Quoted passage.
Zero-Downtime Kubernetes Deployments

There has been a lot of work going on in Core Customer over the last few months to migrate our OIDC/OAuth2 identity service from our tactical container platform to on-premises Kubernetes clusters. I’ve spoken about our homebrew container platform (Corbenetes) before, but here’s the essentials.

We built a container platform using Chef and Docker as a stepping stone to Kubernetes. It utilised our existing apps-on-virtual-machines deployment and operational patterns, and so this allowed Software Engineers to develop their applications in a cloud-native manner in a familiar way, and without needing to use the (at the time) brand new Kubernetes platform.

Now we have a very high level of confidence in said new Kubernetes platform, we are migrating projects over and decommissioning our middle-ground solution.

Information supplied.
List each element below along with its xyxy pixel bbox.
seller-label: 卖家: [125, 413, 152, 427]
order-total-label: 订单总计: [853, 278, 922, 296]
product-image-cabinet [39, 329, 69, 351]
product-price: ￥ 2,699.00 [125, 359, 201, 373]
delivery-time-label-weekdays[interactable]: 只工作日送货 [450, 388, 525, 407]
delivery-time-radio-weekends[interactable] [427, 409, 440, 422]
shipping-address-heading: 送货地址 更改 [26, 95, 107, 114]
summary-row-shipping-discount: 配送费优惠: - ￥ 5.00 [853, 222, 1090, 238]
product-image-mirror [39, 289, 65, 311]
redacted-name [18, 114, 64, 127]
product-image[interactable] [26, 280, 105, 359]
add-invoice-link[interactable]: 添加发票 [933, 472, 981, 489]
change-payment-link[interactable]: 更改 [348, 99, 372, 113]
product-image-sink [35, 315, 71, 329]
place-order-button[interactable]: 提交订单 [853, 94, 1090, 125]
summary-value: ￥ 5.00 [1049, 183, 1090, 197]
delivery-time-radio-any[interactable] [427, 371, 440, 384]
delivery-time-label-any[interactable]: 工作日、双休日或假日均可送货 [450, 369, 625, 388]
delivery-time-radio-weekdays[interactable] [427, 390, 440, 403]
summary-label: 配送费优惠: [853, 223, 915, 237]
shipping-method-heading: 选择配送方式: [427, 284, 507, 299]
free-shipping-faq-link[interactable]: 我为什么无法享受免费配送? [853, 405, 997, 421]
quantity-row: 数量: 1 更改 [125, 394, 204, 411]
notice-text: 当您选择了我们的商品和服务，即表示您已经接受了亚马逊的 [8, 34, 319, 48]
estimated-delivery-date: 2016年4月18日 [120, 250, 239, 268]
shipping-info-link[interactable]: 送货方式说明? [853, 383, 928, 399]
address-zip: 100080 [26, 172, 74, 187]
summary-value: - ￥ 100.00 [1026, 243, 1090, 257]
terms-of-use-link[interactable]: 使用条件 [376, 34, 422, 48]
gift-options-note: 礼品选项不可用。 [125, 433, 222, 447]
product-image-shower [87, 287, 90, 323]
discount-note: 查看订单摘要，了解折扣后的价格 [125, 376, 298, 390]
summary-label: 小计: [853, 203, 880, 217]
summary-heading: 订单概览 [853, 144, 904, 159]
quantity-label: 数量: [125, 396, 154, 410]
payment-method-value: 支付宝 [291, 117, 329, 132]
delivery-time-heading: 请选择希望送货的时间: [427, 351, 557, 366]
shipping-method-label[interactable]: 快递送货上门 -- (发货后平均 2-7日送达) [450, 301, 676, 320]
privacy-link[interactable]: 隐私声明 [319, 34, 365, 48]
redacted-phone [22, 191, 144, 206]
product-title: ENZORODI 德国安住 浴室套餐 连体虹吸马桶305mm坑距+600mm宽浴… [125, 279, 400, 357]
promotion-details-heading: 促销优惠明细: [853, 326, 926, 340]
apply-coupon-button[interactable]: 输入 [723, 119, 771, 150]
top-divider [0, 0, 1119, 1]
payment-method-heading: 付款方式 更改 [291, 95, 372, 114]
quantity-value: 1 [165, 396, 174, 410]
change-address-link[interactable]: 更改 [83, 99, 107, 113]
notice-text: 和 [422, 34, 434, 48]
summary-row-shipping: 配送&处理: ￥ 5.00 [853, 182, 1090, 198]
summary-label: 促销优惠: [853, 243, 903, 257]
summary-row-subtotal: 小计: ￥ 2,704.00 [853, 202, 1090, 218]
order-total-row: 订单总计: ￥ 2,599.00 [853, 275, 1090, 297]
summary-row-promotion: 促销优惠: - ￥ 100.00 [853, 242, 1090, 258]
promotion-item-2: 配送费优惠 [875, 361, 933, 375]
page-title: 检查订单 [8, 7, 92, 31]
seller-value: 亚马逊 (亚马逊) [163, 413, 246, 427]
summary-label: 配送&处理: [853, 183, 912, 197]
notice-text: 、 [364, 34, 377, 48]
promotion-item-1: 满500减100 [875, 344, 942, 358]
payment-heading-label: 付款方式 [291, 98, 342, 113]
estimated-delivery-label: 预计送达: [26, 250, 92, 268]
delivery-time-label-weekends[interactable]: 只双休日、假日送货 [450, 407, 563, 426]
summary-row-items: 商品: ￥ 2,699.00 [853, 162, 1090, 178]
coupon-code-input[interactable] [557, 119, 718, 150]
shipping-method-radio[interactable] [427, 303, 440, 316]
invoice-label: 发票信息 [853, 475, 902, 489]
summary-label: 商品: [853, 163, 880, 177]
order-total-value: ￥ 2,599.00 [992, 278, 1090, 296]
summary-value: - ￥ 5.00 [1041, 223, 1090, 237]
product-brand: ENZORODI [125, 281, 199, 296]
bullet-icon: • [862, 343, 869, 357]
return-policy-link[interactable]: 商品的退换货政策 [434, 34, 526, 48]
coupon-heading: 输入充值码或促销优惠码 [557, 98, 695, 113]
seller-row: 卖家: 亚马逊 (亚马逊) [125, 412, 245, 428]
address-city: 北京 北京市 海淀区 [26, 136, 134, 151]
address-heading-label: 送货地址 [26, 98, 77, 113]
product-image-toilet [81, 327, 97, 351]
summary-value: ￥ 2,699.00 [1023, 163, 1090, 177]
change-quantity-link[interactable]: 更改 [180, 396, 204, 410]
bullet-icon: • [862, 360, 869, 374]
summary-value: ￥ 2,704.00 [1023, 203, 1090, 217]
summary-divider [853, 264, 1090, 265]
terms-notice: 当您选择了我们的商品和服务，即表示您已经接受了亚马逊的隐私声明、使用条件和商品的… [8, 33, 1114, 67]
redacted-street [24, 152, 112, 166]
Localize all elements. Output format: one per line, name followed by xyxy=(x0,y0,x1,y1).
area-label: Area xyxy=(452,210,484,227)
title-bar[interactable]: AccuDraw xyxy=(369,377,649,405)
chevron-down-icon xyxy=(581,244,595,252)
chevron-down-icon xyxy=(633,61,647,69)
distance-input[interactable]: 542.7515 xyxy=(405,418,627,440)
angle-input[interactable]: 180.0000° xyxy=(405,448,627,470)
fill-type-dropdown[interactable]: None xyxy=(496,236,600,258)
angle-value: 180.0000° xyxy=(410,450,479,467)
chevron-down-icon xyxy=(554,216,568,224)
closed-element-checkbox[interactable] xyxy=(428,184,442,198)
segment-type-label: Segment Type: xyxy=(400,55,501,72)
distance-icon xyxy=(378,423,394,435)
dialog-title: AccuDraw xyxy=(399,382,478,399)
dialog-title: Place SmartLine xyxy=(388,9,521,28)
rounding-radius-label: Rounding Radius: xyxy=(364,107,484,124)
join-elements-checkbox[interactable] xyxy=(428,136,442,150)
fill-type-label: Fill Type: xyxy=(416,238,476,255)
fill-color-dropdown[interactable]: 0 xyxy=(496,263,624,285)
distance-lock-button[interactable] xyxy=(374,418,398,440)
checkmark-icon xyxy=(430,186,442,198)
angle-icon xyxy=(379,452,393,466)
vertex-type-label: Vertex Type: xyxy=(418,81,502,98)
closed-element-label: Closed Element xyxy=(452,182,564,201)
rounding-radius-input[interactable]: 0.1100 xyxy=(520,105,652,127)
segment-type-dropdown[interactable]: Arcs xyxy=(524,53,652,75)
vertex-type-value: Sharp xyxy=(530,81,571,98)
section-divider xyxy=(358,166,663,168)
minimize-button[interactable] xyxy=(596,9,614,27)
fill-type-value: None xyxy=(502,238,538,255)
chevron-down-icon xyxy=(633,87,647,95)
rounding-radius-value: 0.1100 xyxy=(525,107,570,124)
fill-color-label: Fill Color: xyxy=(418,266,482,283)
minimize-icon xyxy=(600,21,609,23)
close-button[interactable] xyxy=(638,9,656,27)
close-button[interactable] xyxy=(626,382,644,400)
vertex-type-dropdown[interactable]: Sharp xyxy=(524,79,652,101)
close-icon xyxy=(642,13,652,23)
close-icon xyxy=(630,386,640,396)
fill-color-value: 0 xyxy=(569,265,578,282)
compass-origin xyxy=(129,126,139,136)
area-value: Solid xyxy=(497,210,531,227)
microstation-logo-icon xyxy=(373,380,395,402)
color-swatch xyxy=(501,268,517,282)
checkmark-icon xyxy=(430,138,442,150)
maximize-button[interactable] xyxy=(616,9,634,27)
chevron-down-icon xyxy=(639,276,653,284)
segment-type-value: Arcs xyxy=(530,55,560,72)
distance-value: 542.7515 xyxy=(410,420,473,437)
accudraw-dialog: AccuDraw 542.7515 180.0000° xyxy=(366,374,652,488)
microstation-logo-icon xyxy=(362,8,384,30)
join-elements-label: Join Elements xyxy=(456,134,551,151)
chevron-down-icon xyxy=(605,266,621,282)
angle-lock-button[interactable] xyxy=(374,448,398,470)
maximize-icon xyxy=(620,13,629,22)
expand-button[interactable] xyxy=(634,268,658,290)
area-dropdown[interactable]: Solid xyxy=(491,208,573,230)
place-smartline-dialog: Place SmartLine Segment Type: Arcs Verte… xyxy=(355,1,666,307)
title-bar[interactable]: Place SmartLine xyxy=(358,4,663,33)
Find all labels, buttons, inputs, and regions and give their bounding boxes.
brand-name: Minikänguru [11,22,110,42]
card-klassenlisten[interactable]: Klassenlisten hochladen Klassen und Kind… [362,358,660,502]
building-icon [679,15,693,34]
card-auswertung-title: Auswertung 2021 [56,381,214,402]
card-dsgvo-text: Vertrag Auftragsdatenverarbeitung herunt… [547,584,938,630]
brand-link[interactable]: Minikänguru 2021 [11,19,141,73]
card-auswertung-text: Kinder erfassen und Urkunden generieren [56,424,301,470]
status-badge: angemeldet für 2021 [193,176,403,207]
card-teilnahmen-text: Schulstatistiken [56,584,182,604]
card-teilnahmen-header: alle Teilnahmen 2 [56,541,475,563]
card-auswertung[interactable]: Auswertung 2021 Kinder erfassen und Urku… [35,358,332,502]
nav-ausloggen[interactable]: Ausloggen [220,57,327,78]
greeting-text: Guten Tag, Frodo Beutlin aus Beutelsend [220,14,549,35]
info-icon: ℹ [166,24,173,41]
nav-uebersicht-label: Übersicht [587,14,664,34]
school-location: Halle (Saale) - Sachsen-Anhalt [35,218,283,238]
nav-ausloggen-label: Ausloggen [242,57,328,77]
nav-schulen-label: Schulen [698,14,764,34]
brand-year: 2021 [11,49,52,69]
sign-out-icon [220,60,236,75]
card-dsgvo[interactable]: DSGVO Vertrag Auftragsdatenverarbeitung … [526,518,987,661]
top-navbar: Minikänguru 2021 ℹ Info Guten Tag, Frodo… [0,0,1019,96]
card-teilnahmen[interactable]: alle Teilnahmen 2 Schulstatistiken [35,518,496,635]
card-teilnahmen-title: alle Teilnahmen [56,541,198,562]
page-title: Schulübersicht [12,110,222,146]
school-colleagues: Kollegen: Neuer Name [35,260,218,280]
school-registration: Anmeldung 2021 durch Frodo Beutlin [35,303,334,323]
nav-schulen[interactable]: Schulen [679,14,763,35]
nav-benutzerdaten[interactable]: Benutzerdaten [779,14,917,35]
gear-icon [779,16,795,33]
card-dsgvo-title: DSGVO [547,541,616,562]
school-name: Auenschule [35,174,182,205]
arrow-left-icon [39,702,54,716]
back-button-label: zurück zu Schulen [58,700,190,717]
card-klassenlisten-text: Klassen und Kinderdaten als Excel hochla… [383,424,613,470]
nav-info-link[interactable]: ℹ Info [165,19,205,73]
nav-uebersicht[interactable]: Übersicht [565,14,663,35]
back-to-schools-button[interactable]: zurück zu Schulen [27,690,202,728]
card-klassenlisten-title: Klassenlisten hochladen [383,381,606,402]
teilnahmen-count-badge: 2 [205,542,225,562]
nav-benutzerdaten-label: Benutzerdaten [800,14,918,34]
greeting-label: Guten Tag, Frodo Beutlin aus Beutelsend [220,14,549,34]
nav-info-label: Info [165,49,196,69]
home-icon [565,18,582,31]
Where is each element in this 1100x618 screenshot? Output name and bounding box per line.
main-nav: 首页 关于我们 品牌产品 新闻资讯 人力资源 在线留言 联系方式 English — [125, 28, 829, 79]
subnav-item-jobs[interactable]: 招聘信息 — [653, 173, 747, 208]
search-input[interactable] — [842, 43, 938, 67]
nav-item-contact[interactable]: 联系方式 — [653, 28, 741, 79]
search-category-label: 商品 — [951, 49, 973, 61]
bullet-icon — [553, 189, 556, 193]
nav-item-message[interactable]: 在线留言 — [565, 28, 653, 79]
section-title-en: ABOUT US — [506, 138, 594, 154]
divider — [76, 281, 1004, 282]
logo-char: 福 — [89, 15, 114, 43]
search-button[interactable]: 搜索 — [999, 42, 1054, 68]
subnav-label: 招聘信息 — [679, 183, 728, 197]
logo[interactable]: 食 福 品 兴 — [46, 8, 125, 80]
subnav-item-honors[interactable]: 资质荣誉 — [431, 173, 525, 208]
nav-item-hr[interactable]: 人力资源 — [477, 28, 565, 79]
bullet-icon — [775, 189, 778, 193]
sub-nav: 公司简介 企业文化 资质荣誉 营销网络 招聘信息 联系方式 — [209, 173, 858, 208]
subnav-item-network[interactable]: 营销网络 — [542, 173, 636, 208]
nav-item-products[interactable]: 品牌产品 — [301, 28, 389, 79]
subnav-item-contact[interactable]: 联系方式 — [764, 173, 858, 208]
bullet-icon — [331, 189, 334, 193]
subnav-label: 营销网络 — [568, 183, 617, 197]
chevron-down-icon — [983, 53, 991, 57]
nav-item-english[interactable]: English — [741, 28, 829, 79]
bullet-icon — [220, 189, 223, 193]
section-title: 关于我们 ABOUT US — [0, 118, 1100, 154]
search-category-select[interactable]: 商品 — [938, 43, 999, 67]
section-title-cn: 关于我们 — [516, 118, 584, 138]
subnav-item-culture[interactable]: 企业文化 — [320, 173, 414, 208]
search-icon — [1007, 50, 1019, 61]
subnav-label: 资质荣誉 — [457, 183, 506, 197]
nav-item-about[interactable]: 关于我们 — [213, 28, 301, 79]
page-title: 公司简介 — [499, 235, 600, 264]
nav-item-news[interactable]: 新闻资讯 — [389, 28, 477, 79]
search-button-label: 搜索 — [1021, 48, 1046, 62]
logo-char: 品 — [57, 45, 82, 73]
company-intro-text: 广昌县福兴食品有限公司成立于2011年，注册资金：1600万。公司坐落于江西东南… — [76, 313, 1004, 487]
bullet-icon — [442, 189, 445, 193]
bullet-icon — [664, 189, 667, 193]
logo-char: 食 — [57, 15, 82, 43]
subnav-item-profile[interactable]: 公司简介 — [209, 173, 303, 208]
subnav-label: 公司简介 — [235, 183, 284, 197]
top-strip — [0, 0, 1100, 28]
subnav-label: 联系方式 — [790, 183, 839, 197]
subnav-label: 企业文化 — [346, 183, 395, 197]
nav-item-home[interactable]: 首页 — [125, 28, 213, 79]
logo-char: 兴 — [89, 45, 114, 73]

What the task requires.
Reproduce the part of the Kubernetes migration post starting with "There has been" and going on through "new Kubernetes platform.". The items have no connection to the Kubernetes migration post.

Answer below.
There has been a lot of work going on in Core Customer over the last few months to migrate our OIDC/OAuth2 identity service from our tactical container platform to on-premises Kubernetes clusters. I’ve spoken about our homebrew container platform (Corbenetes) before, but here’s the essentials.

We built a container platform using Chef and Docker as a stepping stone to Kubernetes. It utilised our existing apps-on-virtual-machines deployment and operational patterns, and so this allowed Software Engineers to develop their applications in a cloud-native manner in a familiar way, and without needing to use the (at the time) brand new Kubernetes platform.